#### TEXT SECTION:

Yesterday I came across a new phishing email that targets customers of Desjardins which is a financial services group here in Canada. It starts with this email hitting your inbox:
So let’s dissect this a bit. There’s the usual hallmarks of a scam email which is that something that you might use is being disabled or restricted. And there’s a call to action to make you do what the scammers want you to do. In this case you need to act within 24 hours to avoid “full online suspension.” The quality of the English is sketchy, but not not the worst that I have seen in scam emails. However, the key thing that says that this is a scam is this:
This isn’t a Desjardins email address as Desjardins.com is how their emails addresses end.

#### THE PROBLEM:
Reproduce word for word the part of the Desjardins phishing post above, starting at "Yesterday I came" and ending at "emails addresses end.".

#### GIVEN ENTRIES:

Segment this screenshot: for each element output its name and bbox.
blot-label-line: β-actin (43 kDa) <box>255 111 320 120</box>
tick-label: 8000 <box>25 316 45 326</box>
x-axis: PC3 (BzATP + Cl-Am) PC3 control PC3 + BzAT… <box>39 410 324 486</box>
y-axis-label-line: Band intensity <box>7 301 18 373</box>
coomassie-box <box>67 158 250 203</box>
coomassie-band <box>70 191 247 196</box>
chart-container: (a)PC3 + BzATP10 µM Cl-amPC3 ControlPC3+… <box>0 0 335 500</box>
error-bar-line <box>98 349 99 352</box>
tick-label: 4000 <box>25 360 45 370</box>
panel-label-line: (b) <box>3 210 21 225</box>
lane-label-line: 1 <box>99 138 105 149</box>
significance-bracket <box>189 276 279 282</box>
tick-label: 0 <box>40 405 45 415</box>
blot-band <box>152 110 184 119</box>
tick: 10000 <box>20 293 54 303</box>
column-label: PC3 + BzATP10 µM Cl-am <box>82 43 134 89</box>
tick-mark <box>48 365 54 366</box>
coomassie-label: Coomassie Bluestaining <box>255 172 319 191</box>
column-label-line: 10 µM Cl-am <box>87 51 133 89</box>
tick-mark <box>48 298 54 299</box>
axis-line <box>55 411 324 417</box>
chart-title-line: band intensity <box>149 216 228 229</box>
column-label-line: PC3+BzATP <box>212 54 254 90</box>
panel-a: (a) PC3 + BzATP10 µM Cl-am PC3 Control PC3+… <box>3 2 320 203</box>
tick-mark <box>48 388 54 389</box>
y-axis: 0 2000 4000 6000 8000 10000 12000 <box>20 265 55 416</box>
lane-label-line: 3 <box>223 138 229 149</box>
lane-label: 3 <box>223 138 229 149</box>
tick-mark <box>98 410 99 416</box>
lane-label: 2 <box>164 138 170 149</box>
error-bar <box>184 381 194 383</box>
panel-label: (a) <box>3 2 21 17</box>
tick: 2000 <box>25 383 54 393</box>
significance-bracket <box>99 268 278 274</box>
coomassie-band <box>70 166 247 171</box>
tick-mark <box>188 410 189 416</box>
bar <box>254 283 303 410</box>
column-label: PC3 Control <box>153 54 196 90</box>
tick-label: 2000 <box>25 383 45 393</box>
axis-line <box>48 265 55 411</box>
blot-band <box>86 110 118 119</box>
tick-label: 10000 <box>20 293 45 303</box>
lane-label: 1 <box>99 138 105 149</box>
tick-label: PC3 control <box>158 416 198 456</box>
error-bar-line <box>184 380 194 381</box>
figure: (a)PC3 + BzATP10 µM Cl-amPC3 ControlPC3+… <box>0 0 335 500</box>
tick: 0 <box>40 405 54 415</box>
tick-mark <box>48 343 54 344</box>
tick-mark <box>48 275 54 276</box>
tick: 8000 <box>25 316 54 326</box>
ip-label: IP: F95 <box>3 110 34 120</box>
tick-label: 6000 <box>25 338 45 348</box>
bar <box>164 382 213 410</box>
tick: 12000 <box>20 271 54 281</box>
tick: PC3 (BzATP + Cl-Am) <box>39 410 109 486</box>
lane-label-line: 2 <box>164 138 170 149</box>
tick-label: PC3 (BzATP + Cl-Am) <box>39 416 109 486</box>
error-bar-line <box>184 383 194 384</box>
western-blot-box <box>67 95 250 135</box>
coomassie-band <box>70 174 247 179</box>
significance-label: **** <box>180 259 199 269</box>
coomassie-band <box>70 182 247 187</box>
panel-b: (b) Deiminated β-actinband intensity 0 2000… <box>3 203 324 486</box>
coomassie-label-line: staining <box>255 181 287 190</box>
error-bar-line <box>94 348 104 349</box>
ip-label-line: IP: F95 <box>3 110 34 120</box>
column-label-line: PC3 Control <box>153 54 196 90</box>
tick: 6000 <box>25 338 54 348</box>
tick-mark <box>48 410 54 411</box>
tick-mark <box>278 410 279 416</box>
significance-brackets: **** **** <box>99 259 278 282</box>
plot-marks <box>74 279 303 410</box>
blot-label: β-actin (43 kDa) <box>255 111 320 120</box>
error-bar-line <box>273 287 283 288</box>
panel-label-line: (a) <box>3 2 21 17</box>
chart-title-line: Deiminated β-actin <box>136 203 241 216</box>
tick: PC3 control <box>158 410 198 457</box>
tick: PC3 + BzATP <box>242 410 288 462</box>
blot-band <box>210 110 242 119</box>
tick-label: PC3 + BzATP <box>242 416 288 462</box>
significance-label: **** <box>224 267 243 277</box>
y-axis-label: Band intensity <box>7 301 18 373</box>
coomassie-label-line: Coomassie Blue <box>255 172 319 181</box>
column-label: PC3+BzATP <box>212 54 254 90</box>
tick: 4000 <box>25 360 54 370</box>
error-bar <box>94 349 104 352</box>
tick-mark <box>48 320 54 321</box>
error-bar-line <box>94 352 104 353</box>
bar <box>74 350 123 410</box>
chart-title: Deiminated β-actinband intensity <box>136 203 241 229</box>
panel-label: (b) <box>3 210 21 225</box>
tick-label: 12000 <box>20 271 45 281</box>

#### YOUR RESPONSE:
Yesterday I came across a new phishing email that targets customers of Desjardins which is a financial services group here in Canada. It starts with this email hitting your inbox:
So let’s dissect this a bit. There’s the usual hallmarks of a scam email which is that something that you might use is being disabled or restricted. And there’s a call to action to make you do what the scammers want you to do. In this case you need to act within 24 hours to avoid “full online suspension.” The quality of the English is sketchy, but not not the worst that I have seen in scam emails. However, the key thing that says that this is a scam is this:
This isn’t a Desjardins email address as Desjardins.com is how their emails addresses end.